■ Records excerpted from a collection
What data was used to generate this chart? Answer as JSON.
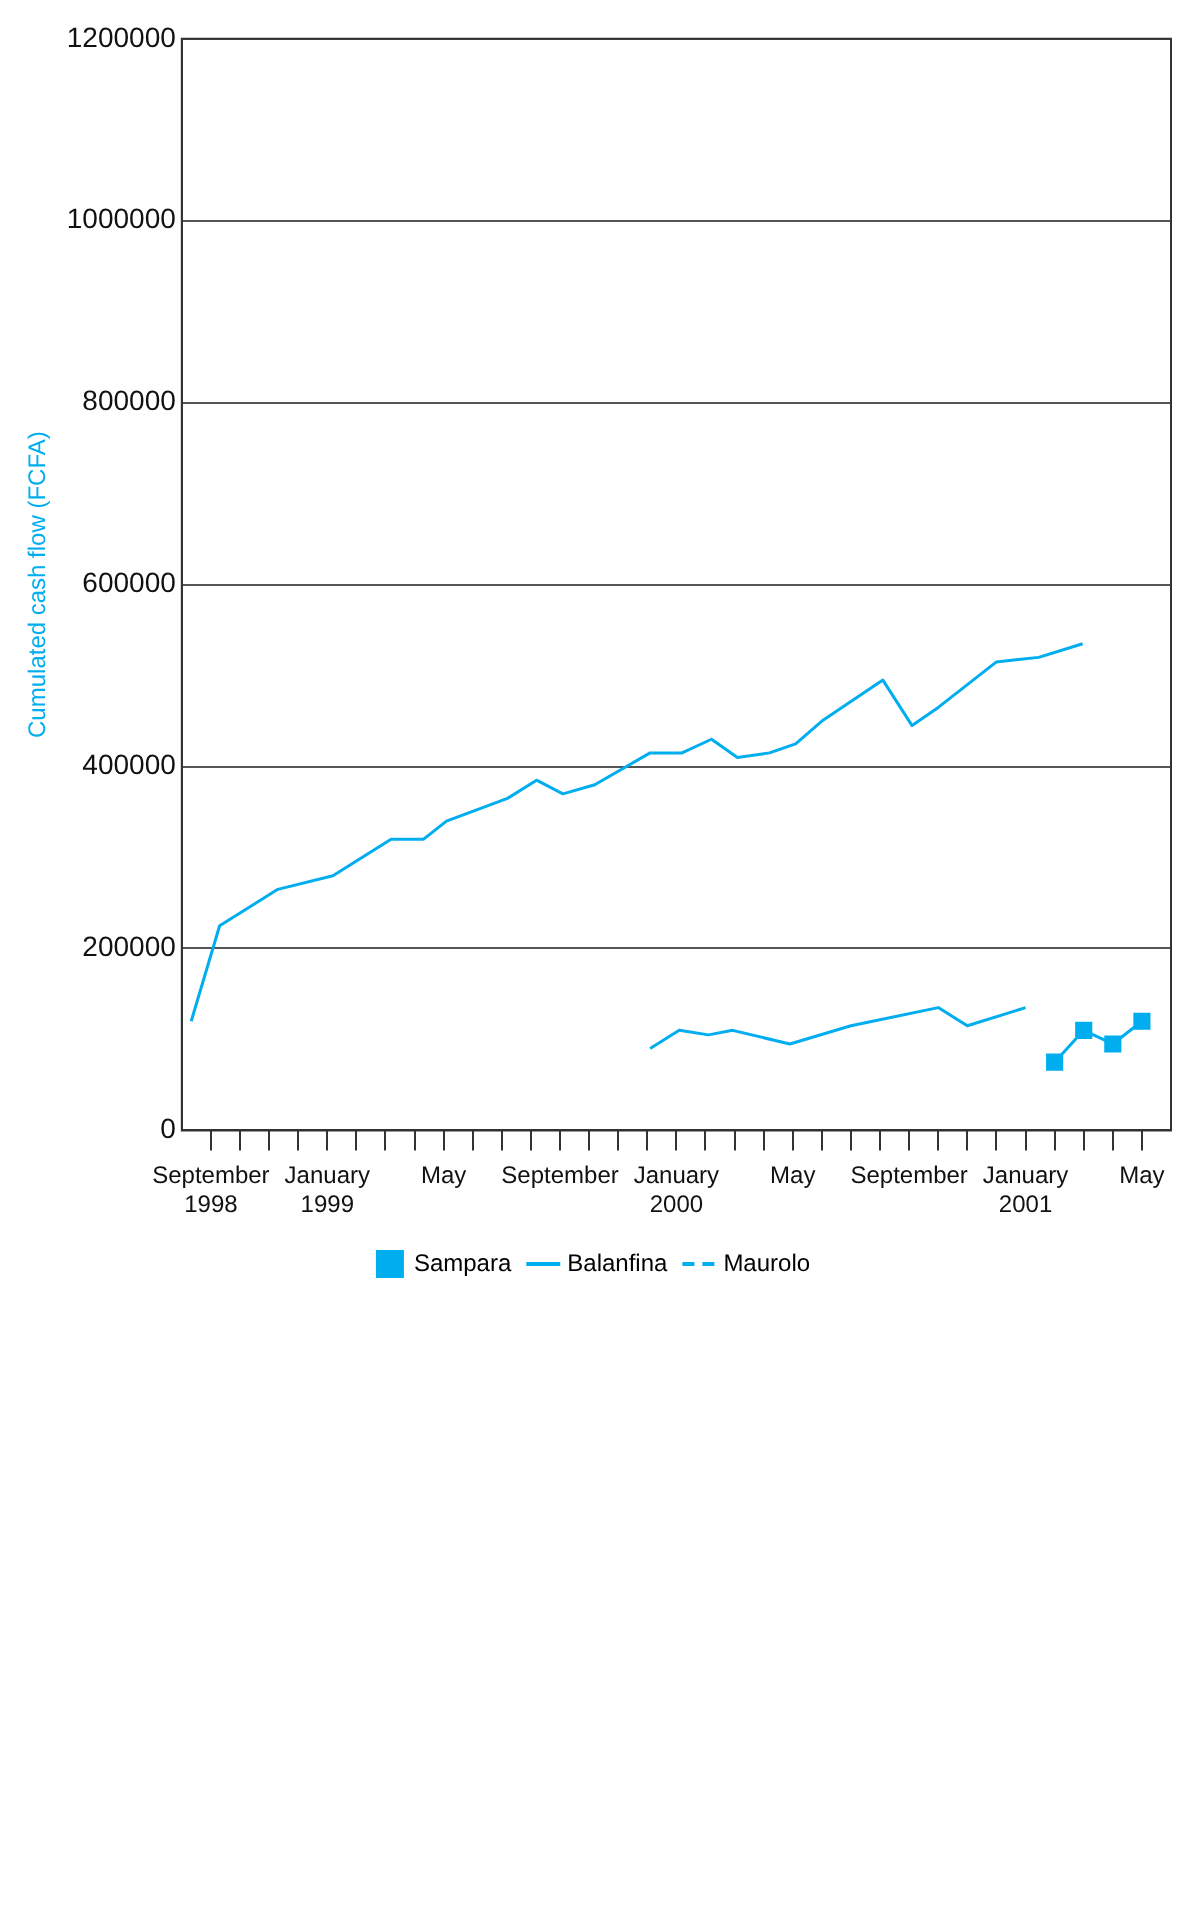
{
  "chart_data": {
    "type": "line",
    "ylabel": "Cumulated cash flow (FCFA)",
    "xlim": [
      "1998-08",
      "2001-06"
    ],
    "xticks": [
      {
        "value": "1998-09",
        "label": "September 1998"
      },
      {
        "value": "1998-10",
        "label": null
      },
      {
        "value": "1998-11",
        "label": null
      },
      {
        "value": "1998-12",
        "label": null
      },
      {
        "value": "1999-01",
        "label": "January 1999"
      },
      {
        "value": "1999-02",
        "label": null
      },
      {
        "value": "1999-03",
        "label": null
      },
      {
        "value": "1999-04",
        "label": null
      },
      {
        "value": "1999-05",
        "label": "May"
      },
      {
        "value": "1999-06",
        "label": null
      },
      {
        "value": "1999-07",
        "label": null
      },
      {
        "value": "1999-08",
        "label": null
      },
      {
        "value": "1999-09",
        "label": "September"
      },
      {
        "value": "1999-10",
        "label": null
      },
      {
        "value": "1999-11",
        "label": null
      },
      {
        "value": "1999-12",
        "label": null
      },
      {
        "value": "2000-01",
        "label": "January 2000"
      },
      {
        "value": "2000-02",
        "label": null
      },
      {
        "value": "2000-03",
        "label": null
      },
      {
        "value": "2000-04",
        "label": null
      },
      {
        "value": "2000-05",
        "label": "May"
      },
      {
        "value": "2000-06",
        "label": null
      },
      {
        "value": "2000-07",
        "label": null
      },
      {
        "value": "2000-08",
        "label": null
      },
      {
        "value": "2000-09",
        "label": "September"
      },
      {
        "value": "2000-10",
        "label": null
      },
      {
        "value": "2000-11",
        "label": null
      },
      {
        "value": "2000-12",
        "label": null
      },
      {
        "value": "2001-01",
        "label": "January 2001"
      },
      {
        "value": "2001-02",
        "label": null
      },
      {
        "value": "2001-03",
        "label": null
      },
      {
        "value": "2001-04",
        "label": null
      },
      {
        "value": "2001-05",
        "label": "May"
      }
    ],
    "ylim": [
      0,
      1200000
    ],
    "yticks": [
      0,
      200000,
      400000,
      600000,
      800000,
      1000000,
      1200000
    ],
    "grid": "y",
    "legend": "bottom",
    "series": [
      {
        "name": "Sampara",
        "color": "#00aeef",
        "marker": "square",
        "x": [
          "2001-02-01",
          "2001-03-01",
          "2001-04-01",
          "2001-05-01"
        ],
        "values": [
          75000,
          110000,
          95000,
          120000
        ]
      },
      {
        "name": "Balanfina",
        "color": "#00aeef",
        "marker": "none",
        "line_style": "solid",
        "x": [
          "1998-08-11",
          "1998-09-10",
          "1998-11-10",
          "1999-01-07",
          "1999-03-07",
          "1999-04-10",
          "1999-05-04",
          "1999-07-07",
          "1999-08-07",
          "1999-09-04",
          "1999-10-07",
          "1999-12-04",
          "2000-01-07",
          "2000-02-07",
          "2000-03-04",
          "2000-04-07",
          "2000-05-04",
          "2000-06-01",
          "2000-08-04",
          "2000-09-04",
          "2000-10-01",
          "2000-12-01",
          "2001-01-15",
          "2001-02-28"
        ],
        "values": [
          120000,
          225000,
          265000,
          280000,
          320000,
          320000,
          340000,
          365000,
          385000,
          370000,
          380000,
          415000,
          415000,
          430000,
          410000,
          415000,
          425000,
          450000,
          495000,
          445000,
          465000,
          515000,
          520000,
          535000
        ]
      },
      {
        "name": "Maurolo",
        "color": "#00aeef",
        "marker": "none",
        "line_style": "dashed"
      },
      {
        "color": "#00aeef",
        "marker": "none",
        "line_style": "solid",
        "x": [
          "1999-12-04",
          "2000-01-04",
          "2000-02-04",
          "2000-02-28",
          "2000-04-28",
          "2000-07-01",
          "2000-10-01",
          "2000-11-01",
          "2001-01-01"
        ],
        "values": [
          90000,
          110000,
          105000,
          110000,
          95000,
          115000,
          135000,
          115000,
          135000
        ]
      }
    ]
  }
}
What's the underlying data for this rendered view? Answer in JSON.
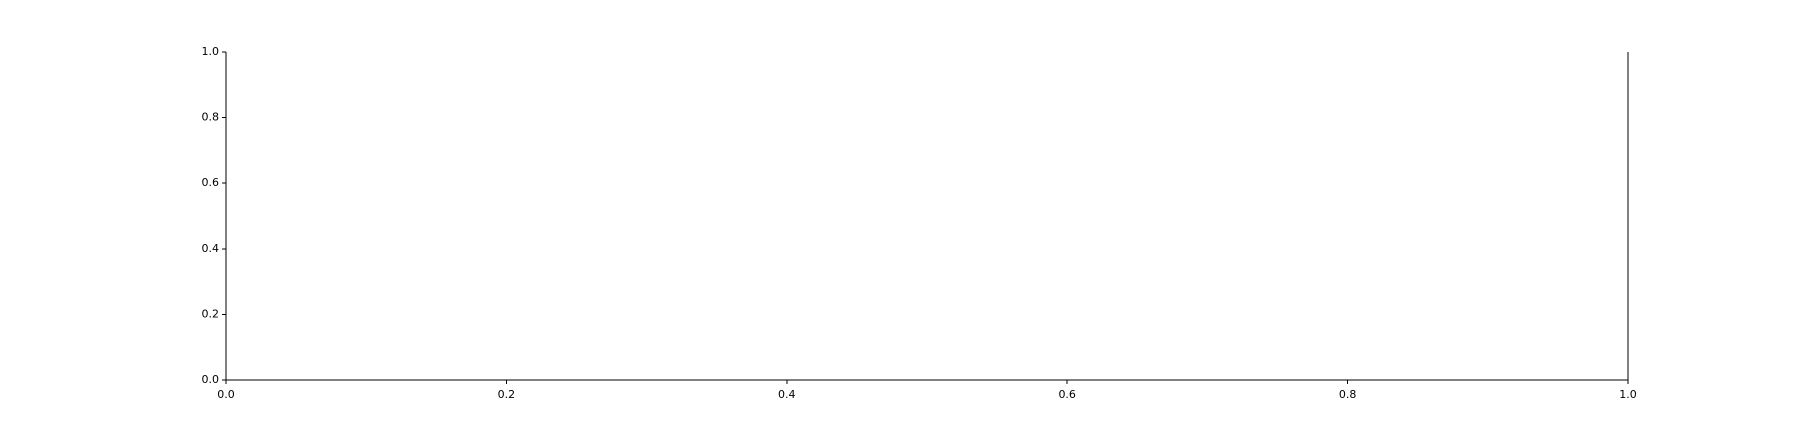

■ Short exercise
Looking at the entries above, state how many lines contain "Answer"; give the number alone.

■ Completed exercise
2